# WHAT THIS TASK INVOLVES
Set the following entries down again exactly, line by line.
+++ PROVIDED RECORDS
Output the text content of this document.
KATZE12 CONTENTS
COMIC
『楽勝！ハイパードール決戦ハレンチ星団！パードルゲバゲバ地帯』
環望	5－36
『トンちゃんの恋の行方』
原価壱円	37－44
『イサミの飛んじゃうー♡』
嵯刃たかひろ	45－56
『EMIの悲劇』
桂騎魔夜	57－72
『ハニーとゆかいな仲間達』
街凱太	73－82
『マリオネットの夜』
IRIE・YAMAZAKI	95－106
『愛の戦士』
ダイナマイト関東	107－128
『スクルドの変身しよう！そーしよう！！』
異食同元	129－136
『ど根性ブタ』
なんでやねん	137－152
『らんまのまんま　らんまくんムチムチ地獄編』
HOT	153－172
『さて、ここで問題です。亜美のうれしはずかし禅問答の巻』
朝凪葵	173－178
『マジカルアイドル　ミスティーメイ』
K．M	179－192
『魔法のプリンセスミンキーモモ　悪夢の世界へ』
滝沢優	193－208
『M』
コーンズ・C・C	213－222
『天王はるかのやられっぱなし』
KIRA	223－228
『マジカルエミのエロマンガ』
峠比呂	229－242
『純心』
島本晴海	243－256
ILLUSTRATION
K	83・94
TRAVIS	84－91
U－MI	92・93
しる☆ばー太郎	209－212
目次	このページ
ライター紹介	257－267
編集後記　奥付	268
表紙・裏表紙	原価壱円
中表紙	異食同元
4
++++++
# OUTPUT FOR THIS TASK
Output the text content of this document.
KATZE12 CONTENTS
COMIC
『楽勝！ハイパードール決戦ハレンチ星団！パードルゲバゲバ地帯』
環望	5－36
『トンちゃんの恋の行方』
原価壱円	37－44
『イサミの飛んじゃうー♡』
嵯刃たかひろ	45－56
『EMIの悲劇』
桂騎魔夜	57－72
『ハニーとゆかいな仲間達』
街凱太	73－82
『マリオネットの夜』
IRIE・YAMAZAKI	95－106
『愛の戦士』
ダイナマイト関東	107－128
『スクルドの変身しよう！そーしよう！！』
異食同元	129－136
『ど根性ブタ』
なんでやねん	137－152
『らんまのまんま　らんまくんムチムチ地獄編』
HOT	153－172
『さて、ここで問題です。亜美のうれしはずかし禅問答の巻』
朝凪葵	173－178
『マジカルアイドル　ミスティーメイ』
K．M	179－192
『魔法のプリンセスミンキーモモ　悪夢の世界へ』
滝沢優	193－208
『M』
コーンズ・C・C	213－222
『天王はるかのやられっぱなし』
KIRA	223－228
『マジカルエミのエロマンガ』
峠比呂	229－242
『純心』
島本晴海	243－256
ILLUSTRATION
K	83・94
TRAVIS	84－91
U－MI	92・93
しる☆ばー太郎	209－212
目次	このページ
ライター紹介	257－267
編集後記　奥付	268
表紙・裏表紙	原価壱円
中表紙	異食同元
4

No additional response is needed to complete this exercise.